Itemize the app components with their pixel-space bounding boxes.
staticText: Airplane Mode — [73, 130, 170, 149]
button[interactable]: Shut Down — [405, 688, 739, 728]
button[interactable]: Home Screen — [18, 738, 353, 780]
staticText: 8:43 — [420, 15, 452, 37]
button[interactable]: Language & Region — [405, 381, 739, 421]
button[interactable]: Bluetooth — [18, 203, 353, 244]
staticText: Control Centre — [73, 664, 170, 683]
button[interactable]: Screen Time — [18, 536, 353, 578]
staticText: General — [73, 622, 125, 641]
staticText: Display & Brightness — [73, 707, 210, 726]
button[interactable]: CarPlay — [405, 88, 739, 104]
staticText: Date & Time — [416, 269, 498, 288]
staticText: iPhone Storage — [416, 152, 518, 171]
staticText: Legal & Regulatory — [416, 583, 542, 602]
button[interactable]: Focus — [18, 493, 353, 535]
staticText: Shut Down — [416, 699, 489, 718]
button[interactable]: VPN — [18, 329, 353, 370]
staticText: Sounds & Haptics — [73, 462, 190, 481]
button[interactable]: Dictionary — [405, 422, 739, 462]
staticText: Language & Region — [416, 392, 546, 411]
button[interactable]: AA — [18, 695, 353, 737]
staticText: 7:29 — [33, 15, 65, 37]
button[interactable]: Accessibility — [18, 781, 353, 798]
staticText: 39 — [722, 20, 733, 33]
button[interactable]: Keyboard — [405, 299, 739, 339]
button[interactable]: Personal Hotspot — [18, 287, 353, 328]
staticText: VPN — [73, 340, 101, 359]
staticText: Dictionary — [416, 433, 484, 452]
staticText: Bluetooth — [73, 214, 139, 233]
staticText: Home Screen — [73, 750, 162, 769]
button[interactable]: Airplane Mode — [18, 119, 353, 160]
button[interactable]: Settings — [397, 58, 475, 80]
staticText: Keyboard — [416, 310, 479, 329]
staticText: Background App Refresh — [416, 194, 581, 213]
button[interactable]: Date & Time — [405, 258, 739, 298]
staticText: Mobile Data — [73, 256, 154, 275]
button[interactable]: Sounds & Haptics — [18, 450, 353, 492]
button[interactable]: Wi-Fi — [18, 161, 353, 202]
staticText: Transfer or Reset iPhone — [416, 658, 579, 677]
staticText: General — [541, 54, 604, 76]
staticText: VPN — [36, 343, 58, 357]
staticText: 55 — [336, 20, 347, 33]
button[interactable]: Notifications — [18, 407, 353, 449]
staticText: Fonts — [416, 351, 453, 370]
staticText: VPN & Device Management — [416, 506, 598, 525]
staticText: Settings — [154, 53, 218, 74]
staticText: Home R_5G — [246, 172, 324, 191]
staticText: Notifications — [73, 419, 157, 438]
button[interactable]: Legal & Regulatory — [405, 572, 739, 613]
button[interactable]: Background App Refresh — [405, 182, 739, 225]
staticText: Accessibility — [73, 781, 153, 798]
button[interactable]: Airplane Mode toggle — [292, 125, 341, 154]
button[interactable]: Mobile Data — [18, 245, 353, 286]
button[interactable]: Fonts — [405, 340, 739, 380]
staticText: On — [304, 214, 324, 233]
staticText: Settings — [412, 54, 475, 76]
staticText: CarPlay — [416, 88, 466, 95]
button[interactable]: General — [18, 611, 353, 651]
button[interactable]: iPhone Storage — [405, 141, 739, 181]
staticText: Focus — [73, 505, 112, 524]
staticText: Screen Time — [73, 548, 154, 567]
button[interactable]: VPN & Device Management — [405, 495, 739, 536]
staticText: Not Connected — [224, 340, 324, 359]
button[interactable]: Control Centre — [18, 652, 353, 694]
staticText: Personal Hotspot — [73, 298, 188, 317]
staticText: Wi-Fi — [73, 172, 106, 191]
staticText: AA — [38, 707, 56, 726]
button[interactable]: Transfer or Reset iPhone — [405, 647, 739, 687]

» TASK GOAL: Put every line of the listing above into a JSON array of strings, one string per line, and omit any blank lines.

» WRITTEN RESPONSE:
[
  "Itemize the app components with their pixel-space bounding boxes.",
  "staticText: Airplane Mode — [73, 130, 170, 149]",
  "button[interactable]: Shut Down — [405, 688, 739, 728]",
  "button[interactable]: Home Screen — [18, 738, 353, 780]",
  "staticText: 8:43 — [420, 15, 452, 37]",
  "button[interactable]: Language & Region — [405, 381, 739, 421]",
  "button[interactable]: Bluetooth — [18, 203, 353, 244]",
  "staticText: Control Centre — [73, 664, 170, 683]",
  "button[interactable]: Screen Time — [18, 536, 353, 578]",
  "staticText: General — [73, 622, 125, 641]",
  "staticText: Display & Brightness — [73, 707, 210, 726]",
  "button[interactable]: CarPlay — [405, 88, 739, 104]",
  "staticText: Date & Time — [416, 269, 498, 288]",
  "staticText: iPhone Storage — [416, 152, 518, 171]",
  "staticText: Legal & Regulatory — [416, 583, 542, 602]",
  "button[interactable]: Focus — [18, 493, 353, 535]",
  "staticText: Shut Down — [416, 699, 489, 718]",
  "button[interactable]: VPN — [18, 329, 353, 370]",
  "staticText: Sounds & Haptics — [73, 462, 190, 481]",
  "button[interactable]: Dictionary — [405, 422, 739, 462]",
  "staticText: Language & Region — [416, 392, 546, 411]",
  "button[interactable]: AA — [18, 695, 353, 737]",
  "staticText: 7:29 — [33, 15, 65, 37]",
  "button[interactable]: Accessibility — [18, 781, 353, 798]",
  "staticText: 39 — [722, 20, 733, 33]",
  "button[interactable]: Keyboard — [405, 299, 739, 339]",
  "button[interactable]: Personal Hotspot — [18, 287, 353, 328]",
  "staticText: VPN — [73, 340, 101, 359]",
  "staticText: Dictionary — [416, 433, 484, 452]",
  "staticText: Bluetooth — [73, 214, 139, 233]",
  "staticText: Home Screen — [73, 750, 162, 769]",
  "button[interactable]: Airplane Mode — [18, 119, 353, 160]",
  "button[interactable]: Settings — [397, 58, 475, 80]",
  "staticText: Keyboard — [416, 310, 479, 329]",
  "staticText: Background App Refresh — [416, 194, 581, 213]",
  "button[interactable]: Date & Time — [405, 258, 739, 298]",
  "staticText: Mobile Data — [73, 256, 154, 275]",
  "button[interactable]: Sounds & Haptics — [18, 450, 353, 492]",
  "button[interactable]: Wi-Fi — [18, 161, 353, 202]",
  "staticText: Transfer or Reset iPhone — [416, 658, 579, 677]",
  "staticText: General — [541, 54, 604, 76]",
  "staticText: VPN — [36, 343, 58, 357]",
  "staticText: 55 — [336, 20, 347, 33]",
  "button[interactable]: Notifications — [18, 407, 353, 449]",
  "staticText: Fonts — [416, 351, 453, 370]",
  "staticText: VPN & Device Management — [416, 506, 598, 525]",
  "staticText: Settings — [154, 53, 218, 74]",
  "staticText: Home R_5G — [246, 172, 324, 191]",
  "staticText: Notifications — [73, 419, 157, 438]",
  "button[interactable]: Legal & Regulatory — [405, 572, 739, 613]",
  "button[interactable]: Background App Refresh — [405, 182, 739, 225]",
  "staticText: Accessibility — [73, 781, 153, 798]",
  "button[interactable]: Airplane Mode toggle — [292, 125, 341, 154]",
  "button[interactable]: Mobile Data — [18, 245, 353, 286]",
  "button[interactable]: Fonts — [405, 340, 739, 380]",
  "staticText: On — [304, 214, 324, 233]",
  "staticText: Settings — [412, 54, 475, 76]",
  "staticText: CarPlay — [416, 88, 466, 95]",
  "button[interactable]: General — [18, 611, 353, 651]",
  "button[interactable]: iPhone Storage — [405, 141, 739, 181]",
  "staticText: Focus — [73, 505, 112, 524]",
  "staticText: Screen Time — [73, 548, 154, 567]",
  "button[interactable]: VPN & Device Management — [405, 495, 739, 536]",
  "staticText: Not Connected — [224, 340, 324, 359]",
  "button[interactable]: Control Centre — [18, 652, 353, 694]",
  "staticText: Personal Hotspot — [73, 298, 188, 317]",
  "staticText: Wi-Fi — [73, 172, 106, 191]",
  "staticText: AA — [38, 707, 56, 726]",
  "button[interactable]: Transfer or Reset iPhone — [405, 647, 739, 687]"
]